▸ Instructions for the task
Repeat each entry in full, exactly.

▸ Dataset extract
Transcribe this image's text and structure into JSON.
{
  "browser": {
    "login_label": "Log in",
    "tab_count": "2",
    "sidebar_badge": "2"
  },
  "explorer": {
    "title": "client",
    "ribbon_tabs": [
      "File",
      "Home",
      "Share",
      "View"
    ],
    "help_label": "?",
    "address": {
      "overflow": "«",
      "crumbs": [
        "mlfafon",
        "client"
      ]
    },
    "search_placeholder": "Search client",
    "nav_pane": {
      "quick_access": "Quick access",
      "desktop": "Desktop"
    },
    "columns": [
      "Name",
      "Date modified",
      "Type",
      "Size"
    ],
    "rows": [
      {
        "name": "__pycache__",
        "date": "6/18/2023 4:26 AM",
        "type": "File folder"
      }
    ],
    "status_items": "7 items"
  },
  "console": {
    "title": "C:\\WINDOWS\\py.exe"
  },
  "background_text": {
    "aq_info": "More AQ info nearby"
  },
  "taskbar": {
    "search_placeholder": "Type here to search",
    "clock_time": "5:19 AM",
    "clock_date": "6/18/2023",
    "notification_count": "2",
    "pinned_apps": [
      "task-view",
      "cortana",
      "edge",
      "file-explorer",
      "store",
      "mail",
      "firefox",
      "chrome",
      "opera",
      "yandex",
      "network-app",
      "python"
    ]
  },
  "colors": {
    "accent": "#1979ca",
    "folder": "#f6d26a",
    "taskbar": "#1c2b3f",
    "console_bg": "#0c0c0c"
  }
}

▸ In response
Transcribe this image's text and structure into JSON.
{
  "browser": {
    "login_label": "Log in",
    "tab_count": "2",
    "sidebar_badge": "2"
  },
  "explorer": {
    "title": "client",
    "ribbon_tabs": [
      "File",
      "Home",
      "Share",
      "View"
    ],
    "help_label": "?",
    "address": {
      "overflow": "«",
      "crumbs": [
        "mlfafon",
        "client"
      ]
    },
    "search_placeholder": "Search client",
    "nav_pane": {
      "quick_access": "Quick access",
      "desktop": "Desktop"
    },
    "columns": [
      "Name",
      "Date modified",
      "Type",
      "Size"
    ],
    "rows": [
      {
        "name": "__pycache__",
        "date": "6/18/2023 4:26 AM",
        "type": "File folder"
      }
    ],
    "status_items": "7 items"
  },
  "console": {
    "title": "C:\\WINDOWS\\py.exe"
  },
  "background_text": {
    "aq_info": "More AQ info nearby"
  },
  "taskbar": {
    "search_placeholder": "Type here to search",
    "clock_time": "5:19 AM",
    "clock_date": "6/18/2023",
    "notification_count": "2",
    "pinned_apps": [
      "task-view",
      "cortana",
      "edge",
      "file-explorer",
      "store",
      "mail",
      "firefox",
      "chrome",
      "opera",
      "yandex",
      "network-app",
      "python"
    ]
  },
  "colors": {
    "accent": "#1979ca",
    "folder": "#f6d26a",
    "taskbar": "#1c2b3f",
    "console_bg": "#0c0c0c"
  }
}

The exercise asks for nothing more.